**Available records:**
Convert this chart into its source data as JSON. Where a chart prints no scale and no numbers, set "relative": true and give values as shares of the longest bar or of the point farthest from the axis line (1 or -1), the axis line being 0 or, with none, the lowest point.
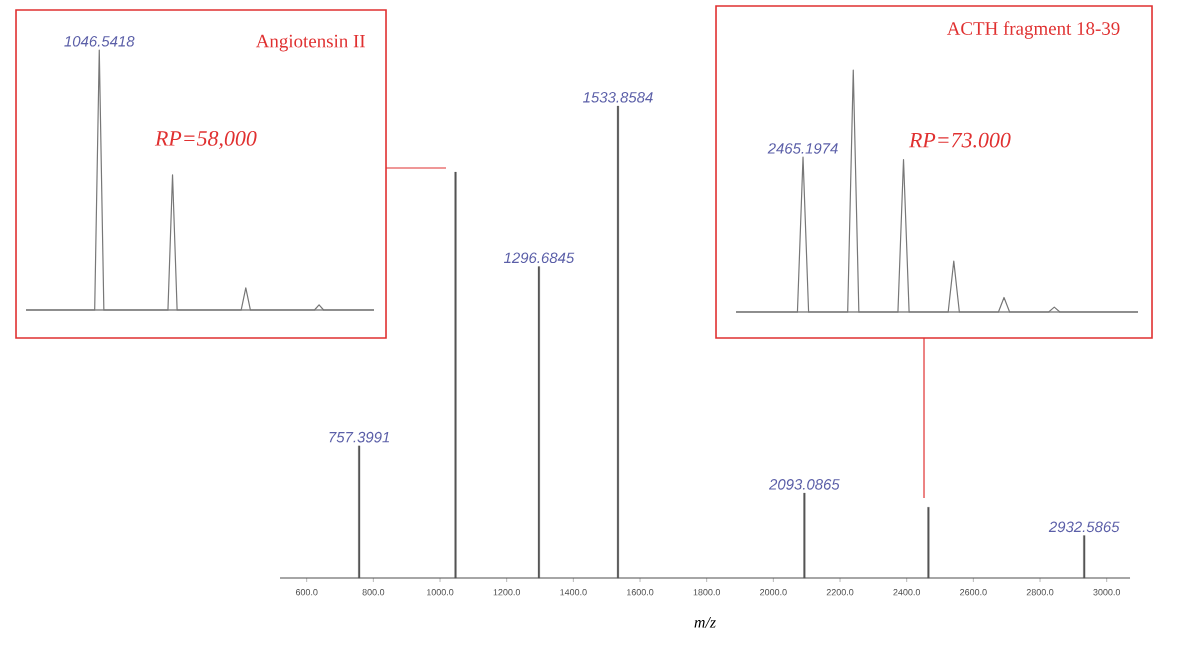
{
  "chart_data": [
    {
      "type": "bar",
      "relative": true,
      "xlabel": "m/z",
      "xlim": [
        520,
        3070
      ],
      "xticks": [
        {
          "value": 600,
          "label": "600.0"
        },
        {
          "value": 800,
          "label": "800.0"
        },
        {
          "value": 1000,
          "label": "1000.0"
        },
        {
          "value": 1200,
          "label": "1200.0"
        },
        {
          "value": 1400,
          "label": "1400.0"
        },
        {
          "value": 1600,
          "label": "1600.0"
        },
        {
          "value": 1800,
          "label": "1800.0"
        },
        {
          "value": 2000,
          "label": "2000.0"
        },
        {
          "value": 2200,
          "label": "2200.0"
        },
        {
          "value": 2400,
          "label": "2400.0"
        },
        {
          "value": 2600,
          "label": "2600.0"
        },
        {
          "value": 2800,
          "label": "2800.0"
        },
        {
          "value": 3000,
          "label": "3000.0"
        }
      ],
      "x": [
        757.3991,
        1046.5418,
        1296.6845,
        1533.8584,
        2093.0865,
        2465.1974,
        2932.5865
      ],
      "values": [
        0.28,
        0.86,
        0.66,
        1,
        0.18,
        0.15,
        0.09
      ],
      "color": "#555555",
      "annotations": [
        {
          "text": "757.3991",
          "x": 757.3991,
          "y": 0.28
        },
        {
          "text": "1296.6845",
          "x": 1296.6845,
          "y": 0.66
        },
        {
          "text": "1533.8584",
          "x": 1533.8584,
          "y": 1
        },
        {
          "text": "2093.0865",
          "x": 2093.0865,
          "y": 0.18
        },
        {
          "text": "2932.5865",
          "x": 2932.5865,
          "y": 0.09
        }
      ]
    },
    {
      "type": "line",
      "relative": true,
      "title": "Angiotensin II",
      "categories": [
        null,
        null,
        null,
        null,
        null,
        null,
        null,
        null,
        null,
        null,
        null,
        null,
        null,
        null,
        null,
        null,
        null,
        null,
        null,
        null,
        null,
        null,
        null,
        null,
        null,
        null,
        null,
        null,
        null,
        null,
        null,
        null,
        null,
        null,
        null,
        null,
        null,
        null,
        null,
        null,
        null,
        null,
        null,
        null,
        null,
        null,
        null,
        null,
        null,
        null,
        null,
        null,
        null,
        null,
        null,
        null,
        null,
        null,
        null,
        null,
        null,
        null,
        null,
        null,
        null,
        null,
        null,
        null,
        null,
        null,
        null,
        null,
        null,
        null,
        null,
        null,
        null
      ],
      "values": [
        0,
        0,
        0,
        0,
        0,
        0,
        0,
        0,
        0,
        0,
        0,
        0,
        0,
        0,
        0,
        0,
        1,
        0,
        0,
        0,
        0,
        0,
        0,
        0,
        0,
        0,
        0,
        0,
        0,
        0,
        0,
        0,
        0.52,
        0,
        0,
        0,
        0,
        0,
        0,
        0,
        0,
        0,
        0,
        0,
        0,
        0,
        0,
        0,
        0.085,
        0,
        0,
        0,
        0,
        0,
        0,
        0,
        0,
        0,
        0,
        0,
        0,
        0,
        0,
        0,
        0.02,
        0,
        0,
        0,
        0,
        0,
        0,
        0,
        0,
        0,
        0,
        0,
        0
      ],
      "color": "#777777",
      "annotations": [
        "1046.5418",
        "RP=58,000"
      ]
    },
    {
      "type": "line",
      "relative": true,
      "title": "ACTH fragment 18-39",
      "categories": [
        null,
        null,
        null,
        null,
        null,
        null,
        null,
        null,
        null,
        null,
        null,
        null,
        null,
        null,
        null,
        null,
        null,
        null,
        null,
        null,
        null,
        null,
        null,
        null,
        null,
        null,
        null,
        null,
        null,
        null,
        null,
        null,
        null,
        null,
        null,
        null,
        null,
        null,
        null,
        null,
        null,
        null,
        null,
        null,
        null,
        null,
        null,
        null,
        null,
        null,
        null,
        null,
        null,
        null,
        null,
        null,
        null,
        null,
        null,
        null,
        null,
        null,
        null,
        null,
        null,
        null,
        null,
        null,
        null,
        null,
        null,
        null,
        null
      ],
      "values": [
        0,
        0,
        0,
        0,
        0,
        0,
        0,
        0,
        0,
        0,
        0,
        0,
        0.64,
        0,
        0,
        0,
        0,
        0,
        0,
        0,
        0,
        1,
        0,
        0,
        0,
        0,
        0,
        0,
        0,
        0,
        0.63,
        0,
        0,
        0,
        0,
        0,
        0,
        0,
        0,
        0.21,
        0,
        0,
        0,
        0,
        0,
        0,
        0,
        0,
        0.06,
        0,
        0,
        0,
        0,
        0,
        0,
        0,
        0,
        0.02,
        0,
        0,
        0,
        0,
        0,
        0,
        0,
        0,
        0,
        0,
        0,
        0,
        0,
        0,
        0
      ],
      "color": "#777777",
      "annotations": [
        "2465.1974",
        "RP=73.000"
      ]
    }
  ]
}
* * *
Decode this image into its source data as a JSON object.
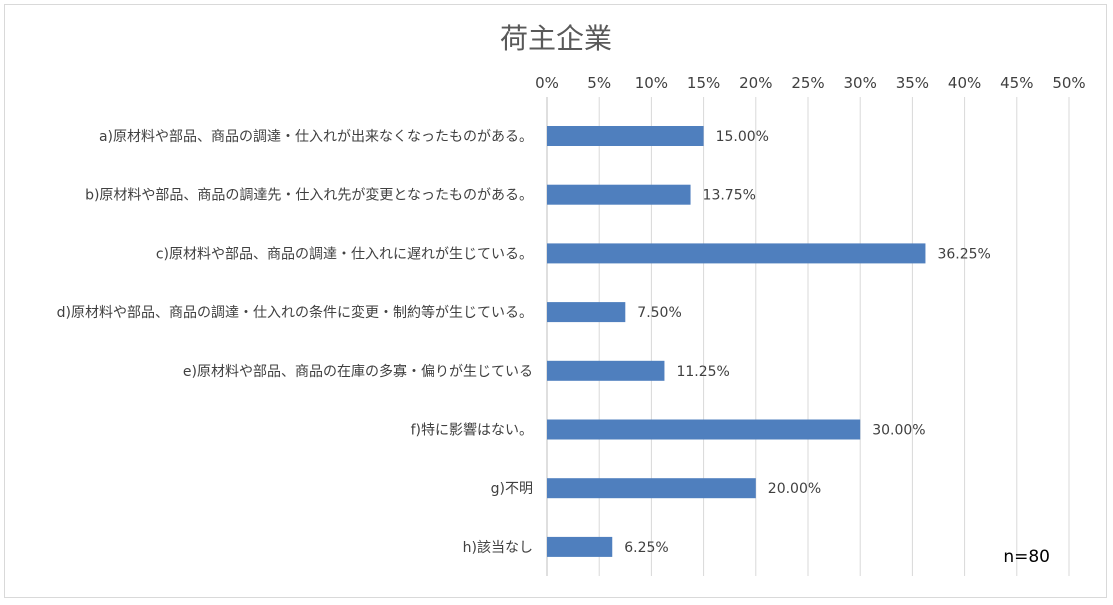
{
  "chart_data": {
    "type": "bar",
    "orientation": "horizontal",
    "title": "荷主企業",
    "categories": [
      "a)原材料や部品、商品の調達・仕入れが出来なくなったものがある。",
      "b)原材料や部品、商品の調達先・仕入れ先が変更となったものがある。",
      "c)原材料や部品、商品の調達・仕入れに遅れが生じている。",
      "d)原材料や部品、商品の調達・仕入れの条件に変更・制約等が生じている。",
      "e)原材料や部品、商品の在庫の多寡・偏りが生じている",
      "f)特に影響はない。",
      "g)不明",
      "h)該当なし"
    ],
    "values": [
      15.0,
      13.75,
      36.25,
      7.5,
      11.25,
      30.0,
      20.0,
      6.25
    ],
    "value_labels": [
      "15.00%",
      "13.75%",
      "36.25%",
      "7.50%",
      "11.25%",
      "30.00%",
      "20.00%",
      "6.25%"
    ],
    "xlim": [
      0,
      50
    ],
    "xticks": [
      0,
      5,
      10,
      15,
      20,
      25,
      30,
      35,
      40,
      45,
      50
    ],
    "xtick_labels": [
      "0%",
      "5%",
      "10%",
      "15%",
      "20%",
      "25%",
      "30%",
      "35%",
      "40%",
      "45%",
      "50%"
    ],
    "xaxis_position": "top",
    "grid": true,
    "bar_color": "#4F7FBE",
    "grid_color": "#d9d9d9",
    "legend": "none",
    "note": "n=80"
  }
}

**Direction:** Where a line above holds the string "into", show that line.

**Problem solution:**
Convert this chart into its source data as JSON. Where a chart prints no scale and no numbers, set "relative": true and give values as shares of the longest bar or of the point farthest from the axis line (1 or -1), the axis line being 0 or, with none, the lowest point.
Decode this image into its source data as a JSON object.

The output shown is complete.